**INSTRUCTION**
Arrange every line of the items below into a JSON list of strings, one string per line. Leave out blank lines and the pictures.

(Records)

==============================

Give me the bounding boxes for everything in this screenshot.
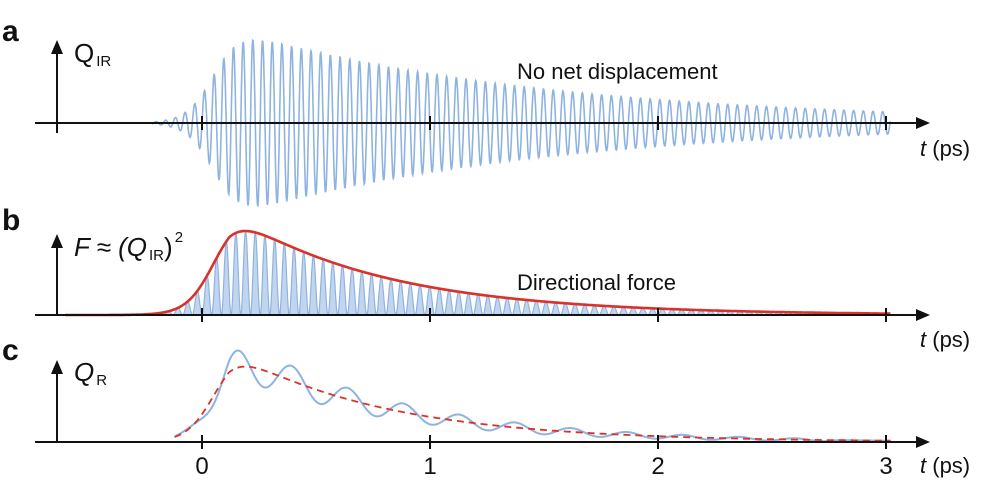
panel-c-xlabel: t (ps) — [920, 453, 970, 478]
panel-a-x-arrow — [916, 117, 930, 129]
panel-b-series-force-envelope — [65, 229, 891, 317]
panel-c-x-arrow — [916, 436, 930, 448]
panel-c-ylabel-symbol: Q — [74, 357, 94, 387]
panel-b-plot — [65, 229, 891, 317]
panel-a-annotation: No net displacement — [517, 59, 718, 84]
x-tick-label-0: 0 — [195, 453, 208, 480]
panel-b-x-arrow — [916, 309, 930, 321]
panel-a-letter: a — [2, 15, 19, 48]
panel-c-y-arrow — [51, 360, 63, 374]
panel-c-tick-labels: 0 1 2 3 — [195, 453, 892, 480]
panel-b-ticks — [201, 308, 887, 322]
panel-c-series-qr — [174, 349, 891, 443]
svg-text:F ≈ (QIR)2: F ≈ (Q IR) 2 — [74, 229, 183, 264]
panel-b-letter: b — [2, 204, 20, 237]
panel-c-ylabel-sub: R — [96, 372, 107, 389]
panel-a-y-arrow — [51, 40, 63, 54]
x-tick-label-1: 1 — [423, 453, 436, 480]
panel-b-ylabel-symbol: F ≈ (Q — [74, 232, 147, 262]
x-tick-label-2: 2 — [651, 453, 664, 480]
panel-b-y-arrow — [51, 234, 63, 248]
panel-b-ylabel-sub: IR — [149, 247, 164, 264]
panel-c-series-qr-average — [174, 365, 891, 442]
panel-b-ylabel: F ≈ (Q IR) 2 — [74, 229, 183, 264]
svg-text:QIR: Q IR — [74, 38, 111, 70]
panel-c-letter: c — [2, 334, 19, 367]
panel-b-ylabel-sup: 2 — [175, 229, 183, 246]
panel-a-ylabel-sub: IR — [96, 53, 111, 70]
panel-b: b F ≈ (Q IR) 2 Directional force t (ps) — [2, 204, 970, 352]
panel-a-series-qir — [151, 38, 891, 208]
panel-a: a Q IR No net displacement t (ps) — [2, 15, 970, 208]
panel-a-plot — [151, 38, 891, 208]
panel-b-series-qir-squared — [65, 230, 891, 317]
panel-b-ylabel-close: ) — [164, 232, 173, 262]
svg-text:QR: QR — [74, 357, 107, 389]
panel-c-ticks — [201, 435, 887, 449]
panel-b-annotation: Directional force — [517, 270, 676, 295]
panel-a-ylabel: Q IR — [74, 38, 111, 70]
panel-a-ticks — [201, 116, 887, 130]
panel-c-plot — [174, 349, 891, 443]
panel-b-xlabel: t (ps) — [920, 327, 970, 352]
panel-a-xlabel: t (ps) — [920, 136, 970, 161]
panel-a-ylabel-symbol: Q — [74, 38, 94, 68]
x-tick-label-3: 3 — [879, 453, 892, 480]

==============================

**SOLVED PROBLEM**
[
  "Give me the bounding boxes for everything in this screenshot.",
  "panel-c-xlabel: t (ps) — [920, 453, 970, 478]",
  "panel-a-x-arrow — [916, 117, 930, 129]",
  "panel-b-series-force-envelope — [65, 229, 891, 317]",
  "panel-c-x-arrow — [916, 436, 930, 448]",
  "panel-c-ylabel-symbol: Q — [74, 357, 94, 387]",
  "panel-b-plot — [65, 229, 891, 317]",
  "panel-a-annotation: No net displacement — [517, 59, 718, 84]",
  "x-tick-label-0: 0 — [195, 453, 208, 480]",
  "panel-b-x-arrow — [916, 309, 930, 321]",
  "panel-a-letter: a — [2, 15, 19, 48]",
  "panel-c-y-arrow — [51, 360, 63, 374]",
  "panel-c-tick-labels: 0 1 2 3 — [195, 453, 892, 480]",
  "panel-b-ticks — [201, 308, 887, 322]",
  "panel-c-series-qr — [174, 349, 891, 443]",
  "svg-text:F ≈ (QIR)2: F ≈ (Q IR) 2 — [74, 229, 183, 264]",
  "panel-b-letter: b — [2, 204, 20, 237]",
  "panel-c-ylabel-sub: R — [96, 372, 107, 389]",
  "panel-a-y-arrow — [51, 40, 63, 54]",
  "x-tick-label-1: 1 — [423, 453, 436, 480]",
  "panel-b-ylabel-symbol: F ≈ (Q — [74, 232, 147, 262]",
  "x-tick-label-2: 2 — [651, 453, 664, 480]",
  "panel-b-y-arrow — [51, 234, 63, 248]",
  "panel-b-ylabel-sub: IR — [149, 247, 164, 264]",
  "panel-c-series-qr-average — [174, 365, 891, 442]",
  "panel-b-ylabel: F ≈ (Q IR) 2 — [74, 229, 183, 264]",
  "svg-text:QIR: Q IR — [74, 38, 111, 70]",
  "panel-c-letter: c — [2, 334, 19, 367]",
  "panel-b-ylabel-sup: 2 — [175, 229, 183, 246]",
  "panel-a-ylabel-sub: IR — [96, 53, 111, 70]",
  "panel-b: b F ≈ (Q IR) 2 Directional force t (ps) — [2, 204, 970, 352]",
  "panel-a-series-qir — [151, 38, 891, 208]",
  "panel-a: a Q IR No net displacement t (ps) — [2, 15, 970, 208]",
  "panel-a-plot — [151, 38, 891, 208]",
  "panel-b-series-qir-squared — [65, 230, 891, 317]",
  "panel-b-ylabel-close: ) — [164, 232, 173, 262]",
  "svg-text:QR: QR — [74, 357, 107, 389]",
  "panel-c-ticks — [201, 435, 887, 449]",
  "panel-b-annotation: Directional force — [517, 270, 676, 295]",
  "panel-a-ylabel: Q IR — [74, 38, 111, 70]",
  "panel-a-ticks — [201, 116, 887, 130]",
  "panel-c-plot — [174, 349, 891, 443]",
  "panel-b-xlabel: t (ps) — [920, 327, 970, 352]",
  "panel-a-xlabel: t (ps) — [920, 136, 970, 161]",
  "panel-a-ylabel-symbol: Q — [74, 38, 94, 68]",
  "x-tick-label-3: 3 — [879, 453, 892, 480]"
]